- _Required task_
Repeat, line for line, the entries printed below.

- _Records from a collection of figures_
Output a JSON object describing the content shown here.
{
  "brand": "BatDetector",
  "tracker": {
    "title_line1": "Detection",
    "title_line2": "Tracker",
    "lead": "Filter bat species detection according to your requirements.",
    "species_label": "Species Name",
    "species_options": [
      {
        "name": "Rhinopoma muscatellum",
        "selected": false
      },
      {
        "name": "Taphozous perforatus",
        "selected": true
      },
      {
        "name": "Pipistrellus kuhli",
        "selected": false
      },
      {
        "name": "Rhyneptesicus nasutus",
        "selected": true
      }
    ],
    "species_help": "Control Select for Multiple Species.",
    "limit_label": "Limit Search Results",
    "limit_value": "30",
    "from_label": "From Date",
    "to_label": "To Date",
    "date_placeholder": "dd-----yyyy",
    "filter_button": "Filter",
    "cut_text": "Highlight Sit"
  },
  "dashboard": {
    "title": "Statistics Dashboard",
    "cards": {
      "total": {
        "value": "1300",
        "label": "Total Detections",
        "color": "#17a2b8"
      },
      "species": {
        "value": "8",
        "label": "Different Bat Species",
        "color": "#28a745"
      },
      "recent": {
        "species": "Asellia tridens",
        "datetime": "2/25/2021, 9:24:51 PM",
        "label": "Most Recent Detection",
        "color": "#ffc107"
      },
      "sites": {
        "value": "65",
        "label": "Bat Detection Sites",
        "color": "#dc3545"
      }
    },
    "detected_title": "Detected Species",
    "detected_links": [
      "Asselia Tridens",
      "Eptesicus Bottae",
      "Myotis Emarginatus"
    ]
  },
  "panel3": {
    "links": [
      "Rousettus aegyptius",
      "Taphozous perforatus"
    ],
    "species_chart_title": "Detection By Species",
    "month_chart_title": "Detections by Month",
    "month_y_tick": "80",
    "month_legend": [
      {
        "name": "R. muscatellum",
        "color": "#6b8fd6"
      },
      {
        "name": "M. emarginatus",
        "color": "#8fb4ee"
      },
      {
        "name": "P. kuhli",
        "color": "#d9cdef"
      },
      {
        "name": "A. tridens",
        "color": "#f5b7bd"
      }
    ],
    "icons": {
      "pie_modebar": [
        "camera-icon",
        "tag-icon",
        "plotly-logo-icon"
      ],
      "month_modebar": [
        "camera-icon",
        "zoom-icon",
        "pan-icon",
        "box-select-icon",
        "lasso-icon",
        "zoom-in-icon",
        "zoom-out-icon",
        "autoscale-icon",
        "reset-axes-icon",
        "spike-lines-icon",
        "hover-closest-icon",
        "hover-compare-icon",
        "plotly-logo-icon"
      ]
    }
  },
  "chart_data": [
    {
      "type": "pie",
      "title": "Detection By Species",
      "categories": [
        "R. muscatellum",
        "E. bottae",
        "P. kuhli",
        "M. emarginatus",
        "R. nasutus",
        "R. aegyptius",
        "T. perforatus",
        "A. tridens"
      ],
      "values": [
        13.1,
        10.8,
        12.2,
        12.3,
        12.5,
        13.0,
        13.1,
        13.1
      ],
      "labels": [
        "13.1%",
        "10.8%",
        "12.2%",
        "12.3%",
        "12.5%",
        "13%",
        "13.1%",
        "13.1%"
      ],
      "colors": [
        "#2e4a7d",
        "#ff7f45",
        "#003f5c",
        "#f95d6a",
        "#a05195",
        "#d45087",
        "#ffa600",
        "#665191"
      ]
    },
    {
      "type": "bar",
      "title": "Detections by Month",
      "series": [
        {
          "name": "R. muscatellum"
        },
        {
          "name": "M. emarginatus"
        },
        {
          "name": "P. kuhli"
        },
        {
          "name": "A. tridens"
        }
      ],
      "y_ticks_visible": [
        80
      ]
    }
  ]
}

- _Response to the exercise_
Output a JSON object describing the content shown here.
{
  "brand": "BatDetector",
  "tracker": {
    "title_line1": "Detection",
    "title_line2": "Tracker",
    "lead": "Filter bat species detection according to your requirements.",
    "species_label": "Species Name",
    "species_options": [
      {
        "name": "Rhinopoma muscatellum",
        "selected": false
      },
      {
        "name": "Taphozous perforatus",
        "selected": true
      },
      {
        "name": "Pipistrellus kuhli",
        "selected": false
      },
      {
        "name": "Rhyneptesicus nasutus",
        "selected": true
      }
    ],
    "species_help": "Control Select for Multiple Species.",
    "limit_label": "Limit Search Results",
    "limit_value": "30",
    "from_label": "From Date",
    "to_label": "To Date",
    "date_placeholder": "dd-----yyyy",
    "filter_button": "Filter",
    "cut_text": "Highlight Sit"
  },
  "dashboard": {
    "title": "Statistics Dashboard",
    "cards": {
      "total": {
        "value": "1300",
        "label": "Total Detections",
        "color": "#17a2b8"
      },
      "species": {
        "value": "8",
        "label": "Different Bat Species",
        "color": "#28a745"
      },
      "recent": {
        "species": "Asellia tridens",
        "datetime": "2/25/2021, 9:24:51 PM",
        "label": "Most Recent Detection",
        "color": "#ffc107"
      },
      "sites": {
        "value": "65",
        "label": "Bat Detection Sites",
        "color": "#dc3545"
      }
    },
    "detected_title": "Detected Species",
    "detected_links": [
      "Asselia Tridens",
      "Eptesicus Bottae",
      "Myotis Emarginatus"
    ]
  },
  "panel3": {
    "links": [
      "Rousettus aegyptius",
      "Taphozous perforatus"
    ],
    "species_chart_title": "Detection By Species",
    "month_chart_title": "Detections by Month",
    "month_y_tick": "80",
    "month_legend": [
      {
        "name": "R. muscatellum",
        "color": "#6b8fd6"
      },
      {
        "name": "M. emarginatus",
        "color": "#8fb4ee"
      },
      {
        "name": "P. kuhli",
        "color": "#d9cdef"
      },
      {
        "name": "A. tridens",
        "color": "#f5b7bd"
      }
    ],
    "icons": {
      "pie_modebar": [
        "camera-icon",
        "tag-icon",
        "plotly-logo-icon"
      ],
      "month_modebar": [
        "camera-icon",
        "zoom-icon",
        "pan-icon",
        "box-select-icon",
        "lasso-icon",
        "zoom-in-icon",
        "zoom-out-icon",
        "autoscale-icon",
        "reset-axes-icon",
        "spike-lines-icon",
        "hover-closest-icon",
        "hover-compare-icon",
        "plotly-logo-icon"
      ]
    }
  },
  "chart_data": [
    {
      "type": "pie",
      "title": "Detection By Species",
      "categories": [
        "R. muscatellum",
        "E. bottae",
        "P. kuhli",
        "M. emarginatus",
        "R. nasutus",
        "R. aegyptius",
        "T. perforatus",
        "A. tridens"
      ],
      "values": [
        13.1,
        10.8,
        12.2,
        12.3,
        12.5,
        13.0,
        13.1,
        13.1
      ],
      "labels": [
        "13.1%",
        "10.8%",
        "12.2%",
        "12.3%",
        "12.5%",
        "13%",
        "13.1%",
        "13.1%"
      ],
      "colors": [
        "#2e4a7d",
        "#ff7f45",
        "#003f5c",
        "#f95d6a",
        "#a05195",
        "#d45087",
        "#ffa600",
        "#665191"
      ]
    },
    {
      "type": "bar",
      "title": "Detections by Month",
      "series": [
        {
          "name": "R. muscatellum"
        },
        {
          "name": "M. emarginatus"
        },
        {
          "name": "P. kuhli"
        },
        {
          "name": "A. tridens"
        }
      ],
      "y_ticks_visible": [
        80
      ]
    }
  ]
}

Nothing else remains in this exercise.